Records
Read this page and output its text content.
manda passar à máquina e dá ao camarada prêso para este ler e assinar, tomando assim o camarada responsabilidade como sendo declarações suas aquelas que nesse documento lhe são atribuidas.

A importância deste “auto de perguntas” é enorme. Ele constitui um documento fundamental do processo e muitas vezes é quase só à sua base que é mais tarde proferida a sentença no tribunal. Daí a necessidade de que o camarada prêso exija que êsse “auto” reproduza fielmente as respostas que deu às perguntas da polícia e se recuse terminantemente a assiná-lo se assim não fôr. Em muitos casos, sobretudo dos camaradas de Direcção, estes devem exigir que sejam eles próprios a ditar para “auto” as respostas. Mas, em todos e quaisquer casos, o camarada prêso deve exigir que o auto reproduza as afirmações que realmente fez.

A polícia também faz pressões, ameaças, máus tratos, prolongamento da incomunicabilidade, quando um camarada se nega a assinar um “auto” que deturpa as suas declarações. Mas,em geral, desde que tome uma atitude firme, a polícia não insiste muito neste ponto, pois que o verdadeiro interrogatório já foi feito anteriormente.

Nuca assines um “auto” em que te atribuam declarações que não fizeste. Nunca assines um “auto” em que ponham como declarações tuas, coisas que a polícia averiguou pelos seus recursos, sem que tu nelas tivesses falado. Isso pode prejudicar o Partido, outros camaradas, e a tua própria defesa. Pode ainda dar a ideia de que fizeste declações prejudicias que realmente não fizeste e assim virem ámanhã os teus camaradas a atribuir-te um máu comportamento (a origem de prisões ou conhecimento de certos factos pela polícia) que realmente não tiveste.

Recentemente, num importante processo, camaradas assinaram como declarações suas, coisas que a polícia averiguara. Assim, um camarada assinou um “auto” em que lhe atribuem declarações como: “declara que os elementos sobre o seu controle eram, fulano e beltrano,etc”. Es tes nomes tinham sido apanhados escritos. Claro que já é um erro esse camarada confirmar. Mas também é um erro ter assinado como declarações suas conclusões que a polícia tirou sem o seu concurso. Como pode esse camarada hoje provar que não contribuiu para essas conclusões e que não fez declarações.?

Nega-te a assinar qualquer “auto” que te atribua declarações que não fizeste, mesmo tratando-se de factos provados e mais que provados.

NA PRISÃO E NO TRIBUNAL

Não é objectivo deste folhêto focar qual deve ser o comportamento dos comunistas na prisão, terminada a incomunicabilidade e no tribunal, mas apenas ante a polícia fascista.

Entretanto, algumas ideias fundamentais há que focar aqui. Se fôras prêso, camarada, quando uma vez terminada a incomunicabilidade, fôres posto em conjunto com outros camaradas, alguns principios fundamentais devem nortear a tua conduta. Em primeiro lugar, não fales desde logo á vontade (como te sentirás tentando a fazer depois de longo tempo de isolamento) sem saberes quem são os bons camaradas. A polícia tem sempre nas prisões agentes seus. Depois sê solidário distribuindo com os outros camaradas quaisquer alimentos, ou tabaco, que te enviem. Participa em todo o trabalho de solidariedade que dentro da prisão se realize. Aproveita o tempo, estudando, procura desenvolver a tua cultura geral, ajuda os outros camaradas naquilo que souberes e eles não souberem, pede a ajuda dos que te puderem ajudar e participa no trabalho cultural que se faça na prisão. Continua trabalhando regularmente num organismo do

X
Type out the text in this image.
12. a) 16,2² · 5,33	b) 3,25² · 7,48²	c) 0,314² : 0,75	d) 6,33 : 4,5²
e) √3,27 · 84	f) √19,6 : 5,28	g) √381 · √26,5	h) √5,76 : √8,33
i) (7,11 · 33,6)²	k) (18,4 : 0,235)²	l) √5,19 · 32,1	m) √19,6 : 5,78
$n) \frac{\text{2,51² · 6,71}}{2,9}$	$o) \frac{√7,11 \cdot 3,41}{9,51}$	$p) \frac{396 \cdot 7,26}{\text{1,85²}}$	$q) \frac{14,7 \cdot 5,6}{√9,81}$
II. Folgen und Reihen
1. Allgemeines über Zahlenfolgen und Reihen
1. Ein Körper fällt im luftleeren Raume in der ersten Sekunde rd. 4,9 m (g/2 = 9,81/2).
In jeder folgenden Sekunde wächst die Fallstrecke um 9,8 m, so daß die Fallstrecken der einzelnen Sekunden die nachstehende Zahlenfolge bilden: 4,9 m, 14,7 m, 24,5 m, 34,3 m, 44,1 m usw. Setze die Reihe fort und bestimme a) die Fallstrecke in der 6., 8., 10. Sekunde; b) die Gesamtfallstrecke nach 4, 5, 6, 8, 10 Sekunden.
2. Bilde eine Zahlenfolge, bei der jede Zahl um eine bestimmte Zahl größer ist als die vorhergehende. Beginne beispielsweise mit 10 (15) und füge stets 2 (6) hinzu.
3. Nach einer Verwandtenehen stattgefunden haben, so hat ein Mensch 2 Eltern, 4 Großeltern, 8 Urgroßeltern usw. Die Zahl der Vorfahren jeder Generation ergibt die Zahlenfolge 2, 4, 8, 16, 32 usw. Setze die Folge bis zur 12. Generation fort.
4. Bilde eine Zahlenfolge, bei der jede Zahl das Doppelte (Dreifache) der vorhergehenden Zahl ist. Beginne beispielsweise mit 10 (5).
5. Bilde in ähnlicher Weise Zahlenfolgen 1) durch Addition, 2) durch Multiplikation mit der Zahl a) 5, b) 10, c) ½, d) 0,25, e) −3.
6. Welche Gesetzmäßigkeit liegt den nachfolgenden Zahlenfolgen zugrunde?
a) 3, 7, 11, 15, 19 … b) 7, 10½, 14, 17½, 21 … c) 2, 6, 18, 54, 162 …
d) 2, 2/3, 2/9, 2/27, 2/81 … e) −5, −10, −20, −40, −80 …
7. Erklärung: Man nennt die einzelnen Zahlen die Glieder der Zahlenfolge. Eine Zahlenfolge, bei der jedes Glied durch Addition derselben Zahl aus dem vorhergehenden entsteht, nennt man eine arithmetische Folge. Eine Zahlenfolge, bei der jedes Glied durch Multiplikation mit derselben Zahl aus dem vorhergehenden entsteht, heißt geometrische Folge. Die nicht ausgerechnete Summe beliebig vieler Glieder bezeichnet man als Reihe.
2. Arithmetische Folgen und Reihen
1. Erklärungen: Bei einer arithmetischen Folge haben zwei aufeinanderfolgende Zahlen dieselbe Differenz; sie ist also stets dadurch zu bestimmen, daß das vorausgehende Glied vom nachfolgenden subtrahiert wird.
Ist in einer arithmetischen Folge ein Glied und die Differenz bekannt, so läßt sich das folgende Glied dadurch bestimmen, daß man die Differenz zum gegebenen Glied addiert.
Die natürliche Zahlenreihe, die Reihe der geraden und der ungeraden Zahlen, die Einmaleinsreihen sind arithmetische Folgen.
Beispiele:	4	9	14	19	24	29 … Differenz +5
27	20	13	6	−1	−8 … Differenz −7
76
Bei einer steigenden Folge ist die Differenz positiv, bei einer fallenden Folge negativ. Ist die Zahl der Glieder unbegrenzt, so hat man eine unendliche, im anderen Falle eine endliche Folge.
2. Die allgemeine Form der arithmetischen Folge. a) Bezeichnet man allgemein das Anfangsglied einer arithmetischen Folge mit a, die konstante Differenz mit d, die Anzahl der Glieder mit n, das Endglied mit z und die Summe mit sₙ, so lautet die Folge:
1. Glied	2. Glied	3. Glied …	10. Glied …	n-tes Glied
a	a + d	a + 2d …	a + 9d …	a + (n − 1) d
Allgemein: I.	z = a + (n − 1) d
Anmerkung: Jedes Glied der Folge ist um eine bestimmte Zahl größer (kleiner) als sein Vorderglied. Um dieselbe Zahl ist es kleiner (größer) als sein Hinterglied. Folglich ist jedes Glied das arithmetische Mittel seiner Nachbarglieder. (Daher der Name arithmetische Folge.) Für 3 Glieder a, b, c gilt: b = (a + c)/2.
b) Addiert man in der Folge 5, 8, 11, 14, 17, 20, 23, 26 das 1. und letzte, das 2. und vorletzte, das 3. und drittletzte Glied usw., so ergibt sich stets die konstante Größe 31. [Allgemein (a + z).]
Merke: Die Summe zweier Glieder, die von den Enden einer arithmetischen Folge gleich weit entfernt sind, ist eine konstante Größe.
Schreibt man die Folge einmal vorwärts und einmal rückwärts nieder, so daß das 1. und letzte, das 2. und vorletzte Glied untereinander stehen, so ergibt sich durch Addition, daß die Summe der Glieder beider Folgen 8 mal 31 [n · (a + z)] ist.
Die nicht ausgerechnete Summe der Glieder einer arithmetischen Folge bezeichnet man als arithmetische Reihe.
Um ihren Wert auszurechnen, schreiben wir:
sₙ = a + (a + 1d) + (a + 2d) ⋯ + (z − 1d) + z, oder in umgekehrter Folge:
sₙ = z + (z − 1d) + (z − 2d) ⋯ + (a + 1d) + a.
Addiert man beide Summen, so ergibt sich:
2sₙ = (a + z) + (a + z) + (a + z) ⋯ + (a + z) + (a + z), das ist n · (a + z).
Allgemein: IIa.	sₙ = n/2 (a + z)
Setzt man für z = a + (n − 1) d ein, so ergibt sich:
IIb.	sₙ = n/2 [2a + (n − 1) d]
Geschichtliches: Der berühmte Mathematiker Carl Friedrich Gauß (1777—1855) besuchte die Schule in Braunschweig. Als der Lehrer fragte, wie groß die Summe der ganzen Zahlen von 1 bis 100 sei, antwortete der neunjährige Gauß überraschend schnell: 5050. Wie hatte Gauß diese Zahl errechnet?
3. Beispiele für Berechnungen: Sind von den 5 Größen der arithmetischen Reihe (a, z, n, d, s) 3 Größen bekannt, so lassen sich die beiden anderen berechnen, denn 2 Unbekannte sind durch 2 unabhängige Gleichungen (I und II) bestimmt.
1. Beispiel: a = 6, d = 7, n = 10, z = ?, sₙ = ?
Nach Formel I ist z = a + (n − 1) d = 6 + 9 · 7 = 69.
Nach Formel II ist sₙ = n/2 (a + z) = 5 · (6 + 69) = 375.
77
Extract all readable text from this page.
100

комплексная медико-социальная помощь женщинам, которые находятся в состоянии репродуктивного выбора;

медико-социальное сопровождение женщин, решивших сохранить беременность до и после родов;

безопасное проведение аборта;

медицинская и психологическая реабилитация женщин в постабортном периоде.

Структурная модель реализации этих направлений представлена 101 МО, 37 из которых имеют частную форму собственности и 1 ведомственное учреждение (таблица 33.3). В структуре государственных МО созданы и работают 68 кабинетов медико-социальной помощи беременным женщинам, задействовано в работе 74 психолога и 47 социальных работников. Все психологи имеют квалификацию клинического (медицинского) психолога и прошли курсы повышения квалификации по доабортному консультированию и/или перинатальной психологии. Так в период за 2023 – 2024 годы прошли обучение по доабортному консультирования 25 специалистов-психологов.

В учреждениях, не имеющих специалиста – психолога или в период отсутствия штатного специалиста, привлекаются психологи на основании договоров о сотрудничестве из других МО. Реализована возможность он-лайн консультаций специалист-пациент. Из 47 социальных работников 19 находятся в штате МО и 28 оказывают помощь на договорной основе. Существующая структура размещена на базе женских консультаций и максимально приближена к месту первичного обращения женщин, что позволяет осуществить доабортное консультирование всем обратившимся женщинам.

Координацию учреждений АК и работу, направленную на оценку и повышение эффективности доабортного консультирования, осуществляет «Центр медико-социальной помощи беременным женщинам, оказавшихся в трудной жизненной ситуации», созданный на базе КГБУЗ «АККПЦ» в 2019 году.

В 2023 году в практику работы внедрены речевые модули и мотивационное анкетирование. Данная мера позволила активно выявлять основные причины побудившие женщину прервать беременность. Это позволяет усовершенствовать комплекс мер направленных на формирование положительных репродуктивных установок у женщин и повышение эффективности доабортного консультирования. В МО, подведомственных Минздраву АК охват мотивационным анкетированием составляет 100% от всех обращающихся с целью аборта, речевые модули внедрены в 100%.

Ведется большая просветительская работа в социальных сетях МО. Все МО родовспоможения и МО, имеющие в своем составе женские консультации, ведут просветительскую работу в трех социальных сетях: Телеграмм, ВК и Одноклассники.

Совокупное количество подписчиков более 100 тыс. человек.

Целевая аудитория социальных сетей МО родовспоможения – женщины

## What to produce
Filter for "bestimmen". Return all lines that hold it.

## Solution to this problem
1. Erklärungen: Bei einer arithmetischen Folge haben zwei aufeinanderfolgende Zahlen dieselbe Differenz; sie ist also stets dadurch zu bestimmen, daß das vorausgehende Glied vom nachfolgenden subtrahiert wird.
Ist in einer arithmetischen Folge ein Glied und die Differenz bekannt, so läßt sich das folgende Glied dadurch bestimmen, daß man die Differenz zum gegebenen Glied addiert.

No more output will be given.